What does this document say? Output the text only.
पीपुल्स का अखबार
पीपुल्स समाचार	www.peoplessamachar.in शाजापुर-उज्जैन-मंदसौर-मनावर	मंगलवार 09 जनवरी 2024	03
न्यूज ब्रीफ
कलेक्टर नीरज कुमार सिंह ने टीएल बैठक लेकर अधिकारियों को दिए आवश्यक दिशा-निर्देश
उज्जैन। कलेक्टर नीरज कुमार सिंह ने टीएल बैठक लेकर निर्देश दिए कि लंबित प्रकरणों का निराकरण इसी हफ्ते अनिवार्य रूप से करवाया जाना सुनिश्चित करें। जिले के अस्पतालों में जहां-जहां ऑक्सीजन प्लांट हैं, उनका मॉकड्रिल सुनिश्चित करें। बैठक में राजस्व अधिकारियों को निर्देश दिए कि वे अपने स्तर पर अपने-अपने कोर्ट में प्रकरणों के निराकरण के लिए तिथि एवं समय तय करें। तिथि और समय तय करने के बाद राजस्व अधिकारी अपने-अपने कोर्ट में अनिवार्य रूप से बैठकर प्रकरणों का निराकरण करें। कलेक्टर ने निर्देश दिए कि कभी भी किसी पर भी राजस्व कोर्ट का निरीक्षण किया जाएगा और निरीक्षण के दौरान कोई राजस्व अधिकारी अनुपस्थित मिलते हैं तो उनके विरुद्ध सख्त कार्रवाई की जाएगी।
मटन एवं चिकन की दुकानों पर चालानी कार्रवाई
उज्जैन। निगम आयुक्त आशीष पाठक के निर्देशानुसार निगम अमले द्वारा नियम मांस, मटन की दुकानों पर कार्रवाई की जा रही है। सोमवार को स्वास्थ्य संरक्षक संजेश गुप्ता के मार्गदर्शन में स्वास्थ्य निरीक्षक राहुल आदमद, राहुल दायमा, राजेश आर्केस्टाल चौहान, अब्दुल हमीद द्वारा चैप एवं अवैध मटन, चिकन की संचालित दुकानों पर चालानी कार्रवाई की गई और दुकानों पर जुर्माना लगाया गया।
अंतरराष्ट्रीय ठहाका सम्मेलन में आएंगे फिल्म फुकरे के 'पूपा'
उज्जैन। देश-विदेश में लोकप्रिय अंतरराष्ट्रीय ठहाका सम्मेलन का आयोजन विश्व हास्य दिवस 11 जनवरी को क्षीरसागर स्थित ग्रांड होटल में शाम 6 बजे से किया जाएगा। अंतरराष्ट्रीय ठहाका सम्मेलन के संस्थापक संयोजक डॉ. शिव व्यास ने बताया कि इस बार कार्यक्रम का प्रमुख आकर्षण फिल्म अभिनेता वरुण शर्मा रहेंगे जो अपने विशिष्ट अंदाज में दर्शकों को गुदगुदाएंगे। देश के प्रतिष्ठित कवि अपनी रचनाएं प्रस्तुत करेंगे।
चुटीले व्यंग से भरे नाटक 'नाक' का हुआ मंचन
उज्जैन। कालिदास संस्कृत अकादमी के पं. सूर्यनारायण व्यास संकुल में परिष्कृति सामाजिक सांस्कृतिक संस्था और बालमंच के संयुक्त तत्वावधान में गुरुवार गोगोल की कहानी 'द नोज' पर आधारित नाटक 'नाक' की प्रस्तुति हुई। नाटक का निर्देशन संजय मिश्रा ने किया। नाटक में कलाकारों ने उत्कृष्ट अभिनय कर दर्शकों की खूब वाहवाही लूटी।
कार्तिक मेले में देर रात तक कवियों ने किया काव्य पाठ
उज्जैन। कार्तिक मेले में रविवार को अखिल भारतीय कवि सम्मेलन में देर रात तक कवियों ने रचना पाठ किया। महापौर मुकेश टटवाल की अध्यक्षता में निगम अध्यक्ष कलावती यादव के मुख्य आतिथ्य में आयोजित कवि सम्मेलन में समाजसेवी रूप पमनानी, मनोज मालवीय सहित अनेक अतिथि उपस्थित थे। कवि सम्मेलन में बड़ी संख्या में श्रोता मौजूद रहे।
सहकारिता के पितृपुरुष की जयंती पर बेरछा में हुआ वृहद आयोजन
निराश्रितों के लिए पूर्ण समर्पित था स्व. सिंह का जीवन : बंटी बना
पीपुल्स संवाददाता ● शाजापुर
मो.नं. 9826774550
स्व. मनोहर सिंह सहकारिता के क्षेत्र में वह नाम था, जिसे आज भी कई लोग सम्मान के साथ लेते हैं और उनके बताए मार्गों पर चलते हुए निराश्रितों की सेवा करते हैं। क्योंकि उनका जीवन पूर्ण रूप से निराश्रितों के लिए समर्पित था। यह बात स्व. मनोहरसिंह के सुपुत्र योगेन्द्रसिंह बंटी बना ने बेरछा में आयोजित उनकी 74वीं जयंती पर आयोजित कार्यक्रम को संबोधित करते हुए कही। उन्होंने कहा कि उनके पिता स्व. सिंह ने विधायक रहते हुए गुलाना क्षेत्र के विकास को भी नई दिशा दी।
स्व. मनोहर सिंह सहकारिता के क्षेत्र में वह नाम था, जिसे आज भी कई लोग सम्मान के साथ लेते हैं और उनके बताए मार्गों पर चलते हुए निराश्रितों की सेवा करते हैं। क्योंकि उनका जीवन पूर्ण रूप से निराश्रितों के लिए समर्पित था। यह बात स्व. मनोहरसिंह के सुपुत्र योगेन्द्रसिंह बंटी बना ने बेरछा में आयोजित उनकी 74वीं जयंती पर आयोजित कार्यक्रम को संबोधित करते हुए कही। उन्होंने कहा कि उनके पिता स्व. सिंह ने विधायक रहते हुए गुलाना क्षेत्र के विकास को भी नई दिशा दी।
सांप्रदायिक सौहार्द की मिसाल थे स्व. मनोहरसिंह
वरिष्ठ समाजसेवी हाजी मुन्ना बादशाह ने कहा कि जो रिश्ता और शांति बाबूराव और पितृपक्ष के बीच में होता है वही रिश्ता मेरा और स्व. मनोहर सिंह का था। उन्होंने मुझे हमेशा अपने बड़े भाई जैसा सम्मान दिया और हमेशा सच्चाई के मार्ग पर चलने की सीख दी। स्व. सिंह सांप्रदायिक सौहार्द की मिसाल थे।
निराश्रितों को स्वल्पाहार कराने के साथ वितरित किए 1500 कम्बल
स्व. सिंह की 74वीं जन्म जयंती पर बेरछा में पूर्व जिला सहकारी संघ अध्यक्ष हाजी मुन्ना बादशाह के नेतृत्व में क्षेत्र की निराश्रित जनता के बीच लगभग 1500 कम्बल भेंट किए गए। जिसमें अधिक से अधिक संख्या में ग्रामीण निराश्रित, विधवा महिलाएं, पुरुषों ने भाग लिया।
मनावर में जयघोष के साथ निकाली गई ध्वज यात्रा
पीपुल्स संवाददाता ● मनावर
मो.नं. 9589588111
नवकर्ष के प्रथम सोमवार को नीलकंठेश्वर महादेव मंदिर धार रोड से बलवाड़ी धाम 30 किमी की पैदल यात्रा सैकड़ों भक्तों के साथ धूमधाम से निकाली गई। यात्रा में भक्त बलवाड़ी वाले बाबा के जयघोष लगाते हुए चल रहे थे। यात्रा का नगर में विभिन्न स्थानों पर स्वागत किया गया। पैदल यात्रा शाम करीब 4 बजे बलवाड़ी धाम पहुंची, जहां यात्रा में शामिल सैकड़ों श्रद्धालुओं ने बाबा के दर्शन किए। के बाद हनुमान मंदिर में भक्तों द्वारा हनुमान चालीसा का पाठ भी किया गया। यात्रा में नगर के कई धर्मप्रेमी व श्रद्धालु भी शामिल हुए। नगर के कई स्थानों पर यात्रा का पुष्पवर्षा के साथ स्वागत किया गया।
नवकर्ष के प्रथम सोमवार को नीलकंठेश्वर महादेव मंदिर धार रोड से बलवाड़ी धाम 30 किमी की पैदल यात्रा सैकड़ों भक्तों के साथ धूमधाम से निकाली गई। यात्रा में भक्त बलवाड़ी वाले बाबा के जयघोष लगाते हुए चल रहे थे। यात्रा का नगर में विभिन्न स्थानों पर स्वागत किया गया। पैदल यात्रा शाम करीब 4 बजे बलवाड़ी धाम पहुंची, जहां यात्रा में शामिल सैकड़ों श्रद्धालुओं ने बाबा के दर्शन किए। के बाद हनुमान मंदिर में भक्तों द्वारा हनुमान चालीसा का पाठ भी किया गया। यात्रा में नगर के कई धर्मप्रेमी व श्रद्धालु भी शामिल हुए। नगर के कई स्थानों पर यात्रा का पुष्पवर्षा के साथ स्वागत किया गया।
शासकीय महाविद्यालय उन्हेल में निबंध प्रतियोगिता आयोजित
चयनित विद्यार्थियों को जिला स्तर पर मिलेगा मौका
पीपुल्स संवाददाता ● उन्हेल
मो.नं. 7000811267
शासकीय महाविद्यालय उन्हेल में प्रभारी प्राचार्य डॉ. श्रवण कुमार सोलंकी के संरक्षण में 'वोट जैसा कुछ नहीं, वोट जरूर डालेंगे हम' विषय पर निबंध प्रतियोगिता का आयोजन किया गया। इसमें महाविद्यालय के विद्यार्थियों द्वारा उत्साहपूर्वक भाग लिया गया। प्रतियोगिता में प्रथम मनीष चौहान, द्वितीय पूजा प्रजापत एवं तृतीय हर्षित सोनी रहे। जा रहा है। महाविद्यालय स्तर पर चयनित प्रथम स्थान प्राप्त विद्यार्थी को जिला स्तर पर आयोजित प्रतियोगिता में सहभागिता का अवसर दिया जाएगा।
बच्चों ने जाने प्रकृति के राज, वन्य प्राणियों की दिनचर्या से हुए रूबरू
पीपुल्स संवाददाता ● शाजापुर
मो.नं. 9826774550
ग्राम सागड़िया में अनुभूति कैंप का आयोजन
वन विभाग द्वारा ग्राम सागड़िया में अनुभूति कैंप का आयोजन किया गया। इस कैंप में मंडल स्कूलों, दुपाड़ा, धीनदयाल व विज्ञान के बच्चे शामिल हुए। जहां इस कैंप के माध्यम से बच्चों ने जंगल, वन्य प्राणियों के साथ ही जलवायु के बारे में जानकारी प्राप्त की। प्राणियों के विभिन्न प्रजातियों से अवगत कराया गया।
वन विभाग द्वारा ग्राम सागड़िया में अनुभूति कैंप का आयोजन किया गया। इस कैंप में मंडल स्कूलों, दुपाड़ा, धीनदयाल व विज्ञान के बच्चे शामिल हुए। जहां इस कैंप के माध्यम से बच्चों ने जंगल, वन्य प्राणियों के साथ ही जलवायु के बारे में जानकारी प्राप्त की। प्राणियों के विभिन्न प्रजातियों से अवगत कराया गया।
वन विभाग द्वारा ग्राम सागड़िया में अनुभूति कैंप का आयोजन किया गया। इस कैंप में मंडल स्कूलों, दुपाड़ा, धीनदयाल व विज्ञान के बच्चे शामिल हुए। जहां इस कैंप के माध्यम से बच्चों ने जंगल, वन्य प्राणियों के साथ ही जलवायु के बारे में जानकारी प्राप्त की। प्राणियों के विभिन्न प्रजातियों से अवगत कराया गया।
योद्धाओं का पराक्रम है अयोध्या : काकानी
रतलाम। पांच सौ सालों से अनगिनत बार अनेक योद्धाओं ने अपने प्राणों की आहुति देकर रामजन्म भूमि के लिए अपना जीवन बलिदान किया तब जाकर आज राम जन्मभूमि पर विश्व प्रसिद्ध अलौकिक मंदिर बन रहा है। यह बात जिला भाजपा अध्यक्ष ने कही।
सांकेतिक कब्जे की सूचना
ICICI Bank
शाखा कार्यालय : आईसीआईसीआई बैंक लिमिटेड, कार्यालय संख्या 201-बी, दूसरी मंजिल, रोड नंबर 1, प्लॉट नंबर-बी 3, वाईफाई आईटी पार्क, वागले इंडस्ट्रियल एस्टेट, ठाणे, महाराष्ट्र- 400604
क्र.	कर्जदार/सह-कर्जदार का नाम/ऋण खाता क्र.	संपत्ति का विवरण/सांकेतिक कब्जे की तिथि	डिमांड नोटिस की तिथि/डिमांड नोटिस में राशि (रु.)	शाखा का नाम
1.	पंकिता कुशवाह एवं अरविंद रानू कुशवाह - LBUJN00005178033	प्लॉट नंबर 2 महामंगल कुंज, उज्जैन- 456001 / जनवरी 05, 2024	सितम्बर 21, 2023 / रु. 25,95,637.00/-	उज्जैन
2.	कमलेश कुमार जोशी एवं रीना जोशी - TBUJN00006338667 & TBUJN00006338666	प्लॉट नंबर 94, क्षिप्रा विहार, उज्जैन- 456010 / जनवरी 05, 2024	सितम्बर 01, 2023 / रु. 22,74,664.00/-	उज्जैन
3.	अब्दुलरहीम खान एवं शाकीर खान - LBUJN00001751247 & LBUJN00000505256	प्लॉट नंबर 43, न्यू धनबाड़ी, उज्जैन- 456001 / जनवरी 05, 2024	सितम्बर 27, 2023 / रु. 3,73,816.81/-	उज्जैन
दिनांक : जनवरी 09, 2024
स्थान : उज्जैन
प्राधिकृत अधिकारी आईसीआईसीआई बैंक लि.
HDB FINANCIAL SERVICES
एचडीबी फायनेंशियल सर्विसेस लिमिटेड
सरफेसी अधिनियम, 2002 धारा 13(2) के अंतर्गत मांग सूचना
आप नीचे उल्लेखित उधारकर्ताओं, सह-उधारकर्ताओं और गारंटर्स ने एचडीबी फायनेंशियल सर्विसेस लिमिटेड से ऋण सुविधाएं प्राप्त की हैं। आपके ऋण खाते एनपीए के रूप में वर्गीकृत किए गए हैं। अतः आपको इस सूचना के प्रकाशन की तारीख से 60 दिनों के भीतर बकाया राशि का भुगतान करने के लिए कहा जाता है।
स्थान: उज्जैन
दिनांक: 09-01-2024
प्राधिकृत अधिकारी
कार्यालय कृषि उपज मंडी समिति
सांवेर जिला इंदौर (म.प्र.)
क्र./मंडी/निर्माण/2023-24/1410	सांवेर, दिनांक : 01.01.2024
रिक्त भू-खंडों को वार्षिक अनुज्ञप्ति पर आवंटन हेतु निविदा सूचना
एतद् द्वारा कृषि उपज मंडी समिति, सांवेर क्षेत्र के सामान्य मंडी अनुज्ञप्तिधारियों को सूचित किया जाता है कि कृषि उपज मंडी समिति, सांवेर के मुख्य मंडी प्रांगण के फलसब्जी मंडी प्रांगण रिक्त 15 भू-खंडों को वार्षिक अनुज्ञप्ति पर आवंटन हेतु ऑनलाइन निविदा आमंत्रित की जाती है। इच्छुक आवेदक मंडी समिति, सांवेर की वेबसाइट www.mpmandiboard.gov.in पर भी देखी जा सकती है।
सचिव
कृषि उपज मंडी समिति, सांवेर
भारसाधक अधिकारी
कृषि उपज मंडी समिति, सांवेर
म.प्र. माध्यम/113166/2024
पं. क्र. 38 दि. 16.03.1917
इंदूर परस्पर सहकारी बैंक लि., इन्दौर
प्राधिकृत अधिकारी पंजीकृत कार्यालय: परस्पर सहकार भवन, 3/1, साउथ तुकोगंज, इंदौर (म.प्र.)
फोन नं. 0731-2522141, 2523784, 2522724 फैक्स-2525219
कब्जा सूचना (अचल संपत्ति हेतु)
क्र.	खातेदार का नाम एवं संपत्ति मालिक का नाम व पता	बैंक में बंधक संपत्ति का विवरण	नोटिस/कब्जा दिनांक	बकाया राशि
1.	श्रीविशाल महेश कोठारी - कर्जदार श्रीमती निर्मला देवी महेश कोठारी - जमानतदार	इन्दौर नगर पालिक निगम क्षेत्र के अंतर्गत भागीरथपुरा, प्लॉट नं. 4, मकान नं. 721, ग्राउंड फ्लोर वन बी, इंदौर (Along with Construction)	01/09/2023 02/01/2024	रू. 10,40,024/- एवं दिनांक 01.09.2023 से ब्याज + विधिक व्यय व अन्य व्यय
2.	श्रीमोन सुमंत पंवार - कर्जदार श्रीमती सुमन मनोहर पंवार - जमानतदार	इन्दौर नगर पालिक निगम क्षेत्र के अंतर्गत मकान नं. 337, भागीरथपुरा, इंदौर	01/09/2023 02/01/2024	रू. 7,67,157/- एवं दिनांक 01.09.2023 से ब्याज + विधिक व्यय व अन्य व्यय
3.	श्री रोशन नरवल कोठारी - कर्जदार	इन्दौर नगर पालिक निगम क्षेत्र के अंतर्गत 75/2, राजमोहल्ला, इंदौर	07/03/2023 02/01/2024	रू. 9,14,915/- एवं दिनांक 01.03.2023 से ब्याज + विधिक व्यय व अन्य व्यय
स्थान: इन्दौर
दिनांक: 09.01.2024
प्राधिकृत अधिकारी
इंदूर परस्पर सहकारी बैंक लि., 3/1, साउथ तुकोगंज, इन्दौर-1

* [Task brief]: Determine how many lines of the listing hold the word "जनवर" and reply with that figure alone.

* [Written solution]: 6